Report how many lines contain the word "xlabel", with no other text.

→ Data provided:
-------

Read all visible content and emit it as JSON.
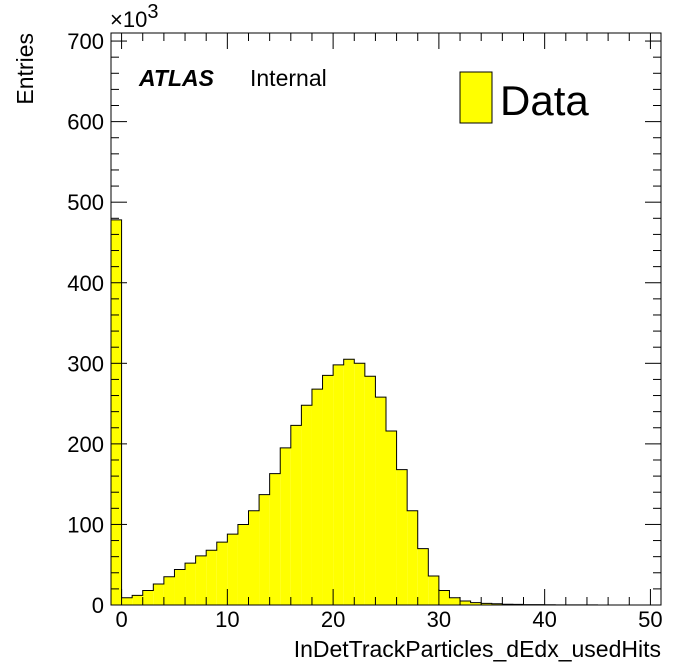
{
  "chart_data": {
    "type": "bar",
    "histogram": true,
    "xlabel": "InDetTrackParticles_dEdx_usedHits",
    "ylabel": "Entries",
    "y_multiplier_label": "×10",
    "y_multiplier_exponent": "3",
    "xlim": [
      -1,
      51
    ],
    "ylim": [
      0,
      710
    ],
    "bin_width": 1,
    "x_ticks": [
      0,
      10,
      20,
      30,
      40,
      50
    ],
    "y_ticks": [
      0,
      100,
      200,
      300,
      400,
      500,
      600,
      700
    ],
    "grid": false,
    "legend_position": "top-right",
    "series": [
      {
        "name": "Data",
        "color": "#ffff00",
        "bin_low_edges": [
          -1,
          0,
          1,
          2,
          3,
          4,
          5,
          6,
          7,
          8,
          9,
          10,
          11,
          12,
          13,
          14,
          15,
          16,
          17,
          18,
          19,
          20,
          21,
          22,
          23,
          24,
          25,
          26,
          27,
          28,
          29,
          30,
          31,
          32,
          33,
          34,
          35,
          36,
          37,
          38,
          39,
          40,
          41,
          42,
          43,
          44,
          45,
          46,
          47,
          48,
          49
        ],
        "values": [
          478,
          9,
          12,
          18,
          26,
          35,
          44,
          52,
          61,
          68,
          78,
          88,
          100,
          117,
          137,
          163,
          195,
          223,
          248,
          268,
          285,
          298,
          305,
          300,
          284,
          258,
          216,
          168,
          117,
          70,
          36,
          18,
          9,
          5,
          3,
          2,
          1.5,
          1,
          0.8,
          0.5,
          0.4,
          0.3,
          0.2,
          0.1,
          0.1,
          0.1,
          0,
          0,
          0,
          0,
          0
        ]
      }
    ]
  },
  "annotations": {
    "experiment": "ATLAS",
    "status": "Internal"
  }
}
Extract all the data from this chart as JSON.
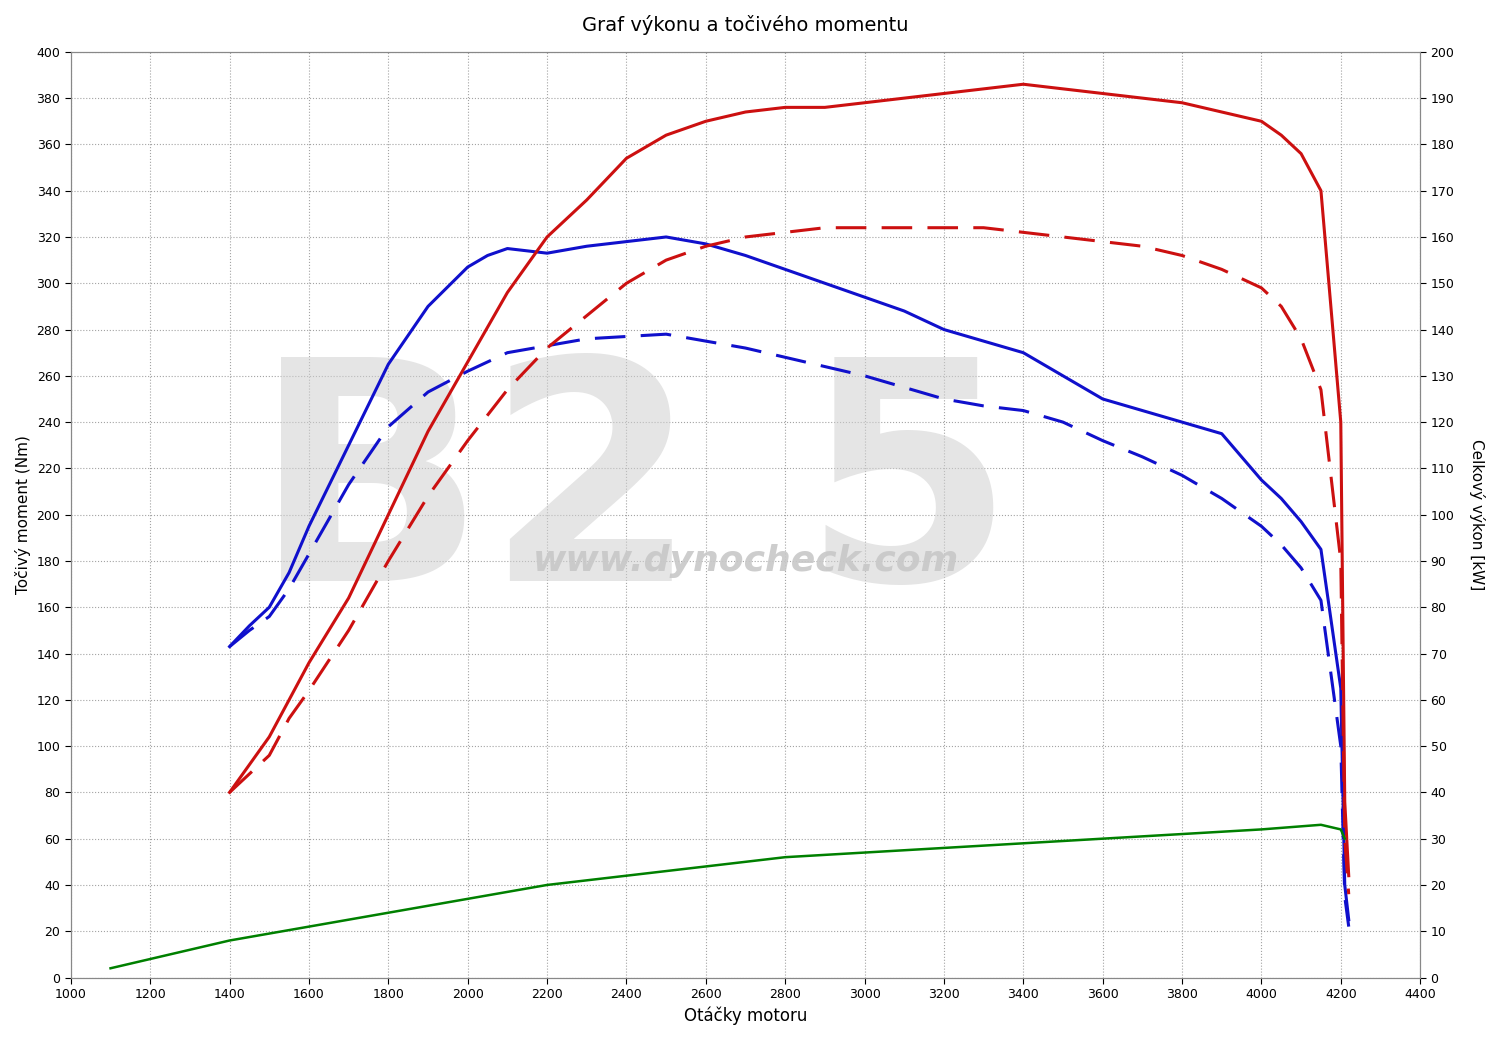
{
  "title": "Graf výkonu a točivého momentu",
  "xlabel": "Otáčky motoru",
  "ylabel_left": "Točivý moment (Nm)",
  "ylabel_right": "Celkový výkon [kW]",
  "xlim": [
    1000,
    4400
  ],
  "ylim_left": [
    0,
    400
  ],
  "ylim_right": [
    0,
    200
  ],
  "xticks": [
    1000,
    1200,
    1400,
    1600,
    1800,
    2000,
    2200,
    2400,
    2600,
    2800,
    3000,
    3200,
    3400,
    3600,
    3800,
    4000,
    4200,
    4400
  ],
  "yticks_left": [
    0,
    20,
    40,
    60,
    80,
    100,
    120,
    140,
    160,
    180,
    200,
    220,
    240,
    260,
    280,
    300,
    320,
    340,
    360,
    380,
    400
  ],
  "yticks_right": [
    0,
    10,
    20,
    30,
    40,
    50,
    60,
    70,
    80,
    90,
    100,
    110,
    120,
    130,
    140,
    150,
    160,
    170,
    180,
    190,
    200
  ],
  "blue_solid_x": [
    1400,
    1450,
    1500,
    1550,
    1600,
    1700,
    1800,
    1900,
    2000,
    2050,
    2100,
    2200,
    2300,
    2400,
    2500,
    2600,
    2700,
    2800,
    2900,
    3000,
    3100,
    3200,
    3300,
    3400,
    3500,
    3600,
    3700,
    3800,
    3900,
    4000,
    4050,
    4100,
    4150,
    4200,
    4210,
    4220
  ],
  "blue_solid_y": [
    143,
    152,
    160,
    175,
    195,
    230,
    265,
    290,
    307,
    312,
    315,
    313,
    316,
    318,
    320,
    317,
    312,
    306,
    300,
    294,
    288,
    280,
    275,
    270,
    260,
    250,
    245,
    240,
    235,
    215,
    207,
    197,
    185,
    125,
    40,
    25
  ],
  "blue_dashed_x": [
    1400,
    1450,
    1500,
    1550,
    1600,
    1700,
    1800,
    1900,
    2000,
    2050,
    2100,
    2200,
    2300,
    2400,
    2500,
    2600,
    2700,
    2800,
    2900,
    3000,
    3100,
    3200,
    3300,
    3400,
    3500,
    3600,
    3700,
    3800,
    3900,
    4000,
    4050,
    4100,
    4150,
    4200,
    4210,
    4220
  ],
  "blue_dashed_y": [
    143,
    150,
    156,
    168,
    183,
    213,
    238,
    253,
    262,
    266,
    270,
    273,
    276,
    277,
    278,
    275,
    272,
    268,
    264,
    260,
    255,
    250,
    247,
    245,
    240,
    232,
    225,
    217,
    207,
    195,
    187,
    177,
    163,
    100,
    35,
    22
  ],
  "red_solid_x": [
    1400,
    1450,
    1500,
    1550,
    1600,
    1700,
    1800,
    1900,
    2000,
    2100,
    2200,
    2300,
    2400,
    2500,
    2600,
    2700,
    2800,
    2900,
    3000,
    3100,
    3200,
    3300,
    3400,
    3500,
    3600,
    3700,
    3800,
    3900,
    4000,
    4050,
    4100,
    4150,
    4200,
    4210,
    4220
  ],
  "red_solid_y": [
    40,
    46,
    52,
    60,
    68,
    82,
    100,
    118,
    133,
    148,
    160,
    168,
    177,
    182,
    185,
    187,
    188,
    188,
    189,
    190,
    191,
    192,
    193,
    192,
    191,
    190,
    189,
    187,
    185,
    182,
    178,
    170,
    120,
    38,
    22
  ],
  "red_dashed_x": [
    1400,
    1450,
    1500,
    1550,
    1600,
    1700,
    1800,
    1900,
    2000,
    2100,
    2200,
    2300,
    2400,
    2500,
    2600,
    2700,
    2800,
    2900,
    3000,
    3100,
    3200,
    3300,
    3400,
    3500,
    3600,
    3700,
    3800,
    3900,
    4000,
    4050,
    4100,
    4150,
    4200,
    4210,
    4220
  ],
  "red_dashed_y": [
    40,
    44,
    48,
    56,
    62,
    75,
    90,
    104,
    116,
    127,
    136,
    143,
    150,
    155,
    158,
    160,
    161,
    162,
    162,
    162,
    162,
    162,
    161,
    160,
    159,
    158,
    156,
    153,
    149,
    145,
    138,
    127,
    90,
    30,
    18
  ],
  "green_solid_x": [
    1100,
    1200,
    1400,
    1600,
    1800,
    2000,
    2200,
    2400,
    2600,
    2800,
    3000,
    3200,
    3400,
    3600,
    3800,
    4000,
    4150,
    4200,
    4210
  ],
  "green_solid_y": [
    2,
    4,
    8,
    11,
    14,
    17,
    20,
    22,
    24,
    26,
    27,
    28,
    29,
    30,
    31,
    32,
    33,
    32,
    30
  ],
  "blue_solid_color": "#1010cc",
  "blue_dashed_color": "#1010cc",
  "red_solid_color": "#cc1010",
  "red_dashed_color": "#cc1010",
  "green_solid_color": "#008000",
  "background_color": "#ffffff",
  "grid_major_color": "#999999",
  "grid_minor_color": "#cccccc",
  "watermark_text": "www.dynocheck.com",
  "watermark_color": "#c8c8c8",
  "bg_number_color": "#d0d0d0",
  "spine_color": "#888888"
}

-------

→ Result of the exercise:
2